Request a -> Repeat the lines of the entries below word for word, starting with the line containing "368, 548, 384]" and going on through the line containing "348, 442, 366]", with both of those lines included.

Text provided ->
* begin *

# "Oily Pollution" and "MARPOL Trash" Placards?



## SEMIJim (Jun 9, 2007)

I just took the USCG On-Line Virtual Vessel Safety Check. Two things I answered "No" to were having an "Oily Pollution Placard" in the engine compartment (because I don't know if it's there or not) and having a "MARPOL Trash" placard, because I'm _certain_ I haven't seen that on board.

So, assuming I don't have the former, and knowing I certainly don't have the latter: Where can one obtain these? Is there somewhere on-line I can get the appropriate things to print out and laminate?

I searched, but all I'm coming up with are references to having to have them.

Thanks,
Jim


----------



## capttb (Dec 13, 2003)

I've gotten them free from Coast Guard Aux. during safety inspections. Chandleries like Worst Marine will have them in everything from plastic to brass if you want something fancy. I put them inside the engine cover and inside the cabinet door under the sink so they don't show anyway.


----------



## Boasun (Feb 10, 2007)

* end *

Request b -> From the forum thread on boat pollution placards, quote the passage starting with "I just took" and going on through "to have them.".

Supplied data ->
* begin *

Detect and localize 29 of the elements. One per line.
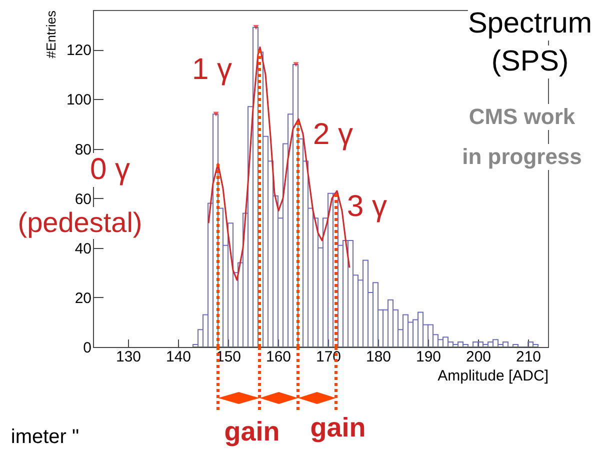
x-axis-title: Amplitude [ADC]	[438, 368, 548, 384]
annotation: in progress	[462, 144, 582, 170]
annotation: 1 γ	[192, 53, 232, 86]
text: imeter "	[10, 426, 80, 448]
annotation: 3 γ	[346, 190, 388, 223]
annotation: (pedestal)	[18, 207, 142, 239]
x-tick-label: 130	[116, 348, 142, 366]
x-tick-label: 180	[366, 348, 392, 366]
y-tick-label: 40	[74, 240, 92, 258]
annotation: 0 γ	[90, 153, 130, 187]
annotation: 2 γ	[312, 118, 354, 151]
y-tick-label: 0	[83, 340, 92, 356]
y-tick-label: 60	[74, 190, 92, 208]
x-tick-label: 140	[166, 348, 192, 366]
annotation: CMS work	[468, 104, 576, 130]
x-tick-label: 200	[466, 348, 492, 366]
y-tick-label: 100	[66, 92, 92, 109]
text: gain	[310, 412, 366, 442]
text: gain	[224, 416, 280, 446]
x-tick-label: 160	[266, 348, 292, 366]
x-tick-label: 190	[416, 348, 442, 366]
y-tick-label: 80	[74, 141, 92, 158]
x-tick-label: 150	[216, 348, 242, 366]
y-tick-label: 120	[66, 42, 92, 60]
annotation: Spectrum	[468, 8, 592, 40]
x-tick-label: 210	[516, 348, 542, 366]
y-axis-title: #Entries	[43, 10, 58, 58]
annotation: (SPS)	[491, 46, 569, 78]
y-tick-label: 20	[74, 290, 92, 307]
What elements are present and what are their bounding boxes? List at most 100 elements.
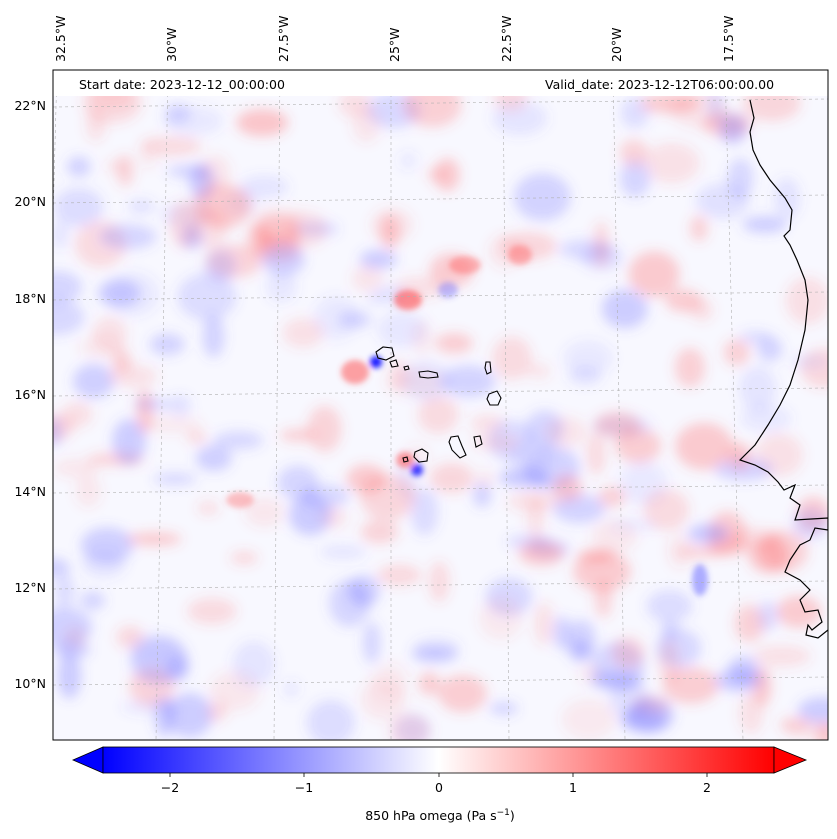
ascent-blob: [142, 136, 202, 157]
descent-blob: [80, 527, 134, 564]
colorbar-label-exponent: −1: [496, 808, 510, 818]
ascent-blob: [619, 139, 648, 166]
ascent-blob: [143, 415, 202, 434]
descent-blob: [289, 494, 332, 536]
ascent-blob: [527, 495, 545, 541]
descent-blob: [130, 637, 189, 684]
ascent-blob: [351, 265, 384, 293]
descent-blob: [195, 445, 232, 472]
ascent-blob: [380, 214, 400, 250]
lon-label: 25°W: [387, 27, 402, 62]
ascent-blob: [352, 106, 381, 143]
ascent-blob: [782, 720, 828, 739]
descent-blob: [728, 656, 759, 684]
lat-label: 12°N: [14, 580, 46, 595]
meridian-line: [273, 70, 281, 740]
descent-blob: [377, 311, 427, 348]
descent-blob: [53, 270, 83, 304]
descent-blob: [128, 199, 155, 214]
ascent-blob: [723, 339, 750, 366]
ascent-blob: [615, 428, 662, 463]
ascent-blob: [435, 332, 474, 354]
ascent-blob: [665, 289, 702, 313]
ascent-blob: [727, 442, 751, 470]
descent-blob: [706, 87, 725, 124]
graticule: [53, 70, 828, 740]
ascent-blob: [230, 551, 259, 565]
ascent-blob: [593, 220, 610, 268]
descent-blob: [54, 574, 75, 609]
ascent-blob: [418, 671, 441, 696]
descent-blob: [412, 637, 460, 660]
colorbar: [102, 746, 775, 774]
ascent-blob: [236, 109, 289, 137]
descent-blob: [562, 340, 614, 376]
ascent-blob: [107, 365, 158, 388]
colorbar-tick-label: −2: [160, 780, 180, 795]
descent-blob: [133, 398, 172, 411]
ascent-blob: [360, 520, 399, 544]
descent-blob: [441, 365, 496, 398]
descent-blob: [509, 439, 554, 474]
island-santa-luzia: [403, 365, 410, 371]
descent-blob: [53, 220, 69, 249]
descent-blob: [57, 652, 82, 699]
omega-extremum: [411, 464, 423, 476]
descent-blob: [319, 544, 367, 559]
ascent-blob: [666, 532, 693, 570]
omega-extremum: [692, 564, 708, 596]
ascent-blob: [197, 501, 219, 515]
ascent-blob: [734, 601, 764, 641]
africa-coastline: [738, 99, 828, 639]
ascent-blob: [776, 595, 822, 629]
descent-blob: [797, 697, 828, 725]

* end *

Expected output a ->
x-axis-title: Amplitude [ADC]	[438, 368, 548, 384]
annotation: in progress	[462, 144, 582, 170]
annotation: 1 γ	[192, 53, 232, 86]
text: imeter "	[10, 426, 80, 448]
annotation: 3 γ	[346, 190, 388, 223]
annotation: (pedestal)	[18, 207, 142, 239]
x-tick-label: 130	[116, 348, 142, 366]
x-tick-label: 180	[366, 348, 392, 366]
y-tick-label: 40	[74, 240, 92, 258]
annotation: 0 γ	[90, 153, 130, 187]
annotation: 2 γ	[312, 118, 354, 151]
y-tick-label: 0	[83, 340, 92, 356]
y-tick-label: 60	[74, 190, 92, 208]
x-tick-label: 140	[166, 348, 192, 366]
annotation: CMS work	[468, 104, 576, 130]
x-tick-label: 200	[466, 348, 492, 366]
y-tick-label: 100	[66, 92, 92, 109]
text: gain	[310, 412, 366, 442]
text: gain	[224, 416, 280, 446]
x-tick-label: 160	[266, 348, 292, 366]
x-tick-label: 190	[416, 348, 442, 366]

Expected output b ->
I just took the USCG On-Line Virtual Vessel Safety Check. Two things I answered "No" to were having an "Oily Pollution Placard" in the engine compartment (because I don't know if it's there or not) and having a "MARPOL Trash" placard, because I'm _certain_ I haven't seen that on board.

So, assuming I don't have the former, and knowing I certainly don't have the latter: Where can one obtain these? Is there somewhere on-line I can get the appropriate things to print out and laminate?

I searched, but all I'm coming up with are references to having to have them.